EXERCISE OBJECTIVE:
Count every line in the entries that follow where the word "FORM" appears, then state only the total.
* BEGIN *
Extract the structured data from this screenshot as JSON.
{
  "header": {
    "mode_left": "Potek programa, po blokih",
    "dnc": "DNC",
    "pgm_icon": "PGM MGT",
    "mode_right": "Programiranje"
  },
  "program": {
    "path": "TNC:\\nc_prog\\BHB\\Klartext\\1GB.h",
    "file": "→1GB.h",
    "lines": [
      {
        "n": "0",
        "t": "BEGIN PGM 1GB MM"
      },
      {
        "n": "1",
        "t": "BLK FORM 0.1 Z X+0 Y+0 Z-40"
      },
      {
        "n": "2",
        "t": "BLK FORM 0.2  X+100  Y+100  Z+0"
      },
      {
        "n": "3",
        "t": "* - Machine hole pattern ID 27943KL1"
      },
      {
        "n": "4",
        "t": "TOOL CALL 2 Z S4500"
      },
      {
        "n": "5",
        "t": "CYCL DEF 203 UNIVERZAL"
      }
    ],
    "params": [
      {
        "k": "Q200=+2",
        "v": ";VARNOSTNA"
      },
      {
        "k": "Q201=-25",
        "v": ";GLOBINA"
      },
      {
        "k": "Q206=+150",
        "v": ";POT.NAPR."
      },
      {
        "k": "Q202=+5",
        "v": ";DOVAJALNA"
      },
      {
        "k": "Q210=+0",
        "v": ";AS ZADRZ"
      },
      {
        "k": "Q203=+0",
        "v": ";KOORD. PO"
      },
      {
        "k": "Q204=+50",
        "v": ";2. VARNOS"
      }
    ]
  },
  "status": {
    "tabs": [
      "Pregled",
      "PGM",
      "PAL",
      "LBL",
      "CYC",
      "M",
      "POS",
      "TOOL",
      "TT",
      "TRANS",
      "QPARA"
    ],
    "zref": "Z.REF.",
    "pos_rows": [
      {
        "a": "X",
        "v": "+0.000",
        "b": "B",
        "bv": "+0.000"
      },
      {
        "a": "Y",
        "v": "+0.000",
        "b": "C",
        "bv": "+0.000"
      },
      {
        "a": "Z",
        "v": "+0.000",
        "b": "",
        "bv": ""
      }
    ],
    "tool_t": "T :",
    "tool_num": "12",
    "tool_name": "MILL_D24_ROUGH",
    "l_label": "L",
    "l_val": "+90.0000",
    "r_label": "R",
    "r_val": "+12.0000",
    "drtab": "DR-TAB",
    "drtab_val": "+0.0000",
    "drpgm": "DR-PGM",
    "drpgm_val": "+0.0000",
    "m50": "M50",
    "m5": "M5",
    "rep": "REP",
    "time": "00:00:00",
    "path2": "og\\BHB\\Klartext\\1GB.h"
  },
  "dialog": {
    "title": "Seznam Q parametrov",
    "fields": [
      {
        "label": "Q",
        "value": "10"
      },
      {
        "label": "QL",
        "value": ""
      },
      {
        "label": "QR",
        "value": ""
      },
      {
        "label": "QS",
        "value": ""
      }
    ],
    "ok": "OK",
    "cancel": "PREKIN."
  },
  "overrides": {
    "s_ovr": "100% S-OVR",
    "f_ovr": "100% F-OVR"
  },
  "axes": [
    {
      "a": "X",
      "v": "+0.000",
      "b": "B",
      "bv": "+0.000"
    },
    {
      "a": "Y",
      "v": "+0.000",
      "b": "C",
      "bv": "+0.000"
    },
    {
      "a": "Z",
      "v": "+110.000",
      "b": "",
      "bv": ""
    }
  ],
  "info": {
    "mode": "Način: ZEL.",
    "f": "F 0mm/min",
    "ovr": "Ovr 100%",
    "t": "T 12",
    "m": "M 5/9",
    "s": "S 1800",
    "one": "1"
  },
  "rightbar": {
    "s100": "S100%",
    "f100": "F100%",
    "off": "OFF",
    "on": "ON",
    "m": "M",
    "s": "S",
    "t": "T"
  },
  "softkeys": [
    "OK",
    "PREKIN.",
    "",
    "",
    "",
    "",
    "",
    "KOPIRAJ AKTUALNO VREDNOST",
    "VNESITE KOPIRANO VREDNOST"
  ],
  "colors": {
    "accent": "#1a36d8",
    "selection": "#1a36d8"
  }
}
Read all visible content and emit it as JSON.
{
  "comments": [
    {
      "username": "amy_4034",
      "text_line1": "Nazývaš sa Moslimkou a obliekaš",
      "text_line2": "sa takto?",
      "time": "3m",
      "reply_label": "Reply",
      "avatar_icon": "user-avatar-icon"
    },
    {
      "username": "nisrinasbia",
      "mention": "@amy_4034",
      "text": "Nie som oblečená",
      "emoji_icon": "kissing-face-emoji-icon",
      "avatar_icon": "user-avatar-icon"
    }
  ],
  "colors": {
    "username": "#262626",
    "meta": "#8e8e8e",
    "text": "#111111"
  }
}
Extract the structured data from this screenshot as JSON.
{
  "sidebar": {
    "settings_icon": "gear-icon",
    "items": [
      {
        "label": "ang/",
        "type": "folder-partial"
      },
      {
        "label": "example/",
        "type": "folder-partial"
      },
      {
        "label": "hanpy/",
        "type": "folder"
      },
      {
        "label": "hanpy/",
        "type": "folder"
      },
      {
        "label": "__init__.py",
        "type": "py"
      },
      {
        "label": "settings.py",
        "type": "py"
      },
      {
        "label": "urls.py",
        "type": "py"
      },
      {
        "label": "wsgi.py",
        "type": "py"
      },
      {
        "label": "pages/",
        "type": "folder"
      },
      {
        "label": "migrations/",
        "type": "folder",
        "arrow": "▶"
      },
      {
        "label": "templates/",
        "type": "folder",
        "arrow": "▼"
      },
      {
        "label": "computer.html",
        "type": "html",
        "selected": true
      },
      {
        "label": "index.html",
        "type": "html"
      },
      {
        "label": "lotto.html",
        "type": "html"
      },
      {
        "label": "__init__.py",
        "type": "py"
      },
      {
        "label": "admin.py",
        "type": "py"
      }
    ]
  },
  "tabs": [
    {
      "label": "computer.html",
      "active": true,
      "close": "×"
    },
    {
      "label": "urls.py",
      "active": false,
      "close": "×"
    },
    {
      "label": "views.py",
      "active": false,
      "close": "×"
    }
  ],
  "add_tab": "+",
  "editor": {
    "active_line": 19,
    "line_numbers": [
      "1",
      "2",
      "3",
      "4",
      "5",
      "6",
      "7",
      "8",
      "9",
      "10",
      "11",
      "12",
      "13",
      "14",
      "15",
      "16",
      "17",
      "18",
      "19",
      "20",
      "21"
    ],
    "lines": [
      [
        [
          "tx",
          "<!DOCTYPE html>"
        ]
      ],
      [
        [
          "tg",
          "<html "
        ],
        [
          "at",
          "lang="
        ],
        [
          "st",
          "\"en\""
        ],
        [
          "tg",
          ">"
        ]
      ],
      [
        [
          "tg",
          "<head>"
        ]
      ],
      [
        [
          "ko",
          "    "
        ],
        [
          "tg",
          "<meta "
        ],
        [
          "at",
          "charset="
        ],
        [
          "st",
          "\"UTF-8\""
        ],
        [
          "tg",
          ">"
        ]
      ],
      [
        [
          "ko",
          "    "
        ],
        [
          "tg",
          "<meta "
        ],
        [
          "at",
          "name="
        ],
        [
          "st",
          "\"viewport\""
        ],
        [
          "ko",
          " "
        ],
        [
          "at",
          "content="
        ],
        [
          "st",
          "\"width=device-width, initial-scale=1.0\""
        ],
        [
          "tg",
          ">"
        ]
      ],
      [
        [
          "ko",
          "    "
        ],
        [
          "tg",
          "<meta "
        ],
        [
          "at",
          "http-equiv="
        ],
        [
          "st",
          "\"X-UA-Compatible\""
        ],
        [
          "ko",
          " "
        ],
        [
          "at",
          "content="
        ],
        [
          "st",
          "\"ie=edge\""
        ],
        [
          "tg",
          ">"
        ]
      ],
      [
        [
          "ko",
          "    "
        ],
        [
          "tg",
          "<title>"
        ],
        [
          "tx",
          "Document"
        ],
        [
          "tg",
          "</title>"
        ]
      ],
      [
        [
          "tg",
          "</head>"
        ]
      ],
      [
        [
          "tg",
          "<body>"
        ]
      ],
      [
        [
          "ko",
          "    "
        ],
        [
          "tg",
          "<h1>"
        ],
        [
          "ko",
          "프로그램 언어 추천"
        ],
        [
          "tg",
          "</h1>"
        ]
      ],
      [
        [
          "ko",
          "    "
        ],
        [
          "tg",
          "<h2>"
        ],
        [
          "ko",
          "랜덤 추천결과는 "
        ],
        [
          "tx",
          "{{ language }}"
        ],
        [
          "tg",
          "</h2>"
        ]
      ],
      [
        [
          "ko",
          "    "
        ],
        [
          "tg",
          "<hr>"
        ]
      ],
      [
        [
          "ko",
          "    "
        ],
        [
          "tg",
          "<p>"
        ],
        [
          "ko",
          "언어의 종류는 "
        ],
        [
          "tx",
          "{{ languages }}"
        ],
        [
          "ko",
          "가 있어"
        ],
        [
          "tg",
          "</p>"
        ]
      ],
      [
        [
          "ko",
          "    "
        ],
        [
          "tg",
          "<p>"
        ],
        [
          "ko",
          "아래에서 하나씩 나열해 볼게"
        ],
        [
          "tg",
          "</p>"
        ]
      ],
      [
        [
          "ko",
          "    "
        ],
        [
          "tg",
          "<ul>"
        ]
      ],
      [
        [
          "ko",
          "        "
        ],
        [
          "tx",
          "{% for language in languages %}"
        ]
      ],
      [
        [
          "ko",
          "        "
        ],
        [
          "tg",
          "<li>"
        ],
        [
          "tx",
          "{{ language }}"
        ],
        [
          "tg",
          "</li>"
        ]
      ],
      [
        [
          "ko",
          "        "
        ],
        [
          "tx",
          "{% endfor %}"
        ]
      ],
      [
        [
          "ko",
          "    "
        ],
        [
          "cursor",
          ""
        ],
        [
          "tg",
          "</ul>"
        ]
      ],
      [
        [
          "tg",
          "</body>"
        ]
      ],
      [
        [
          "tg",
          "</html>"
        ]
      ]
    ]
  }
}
* END *
REPLY TO THE TASK:
2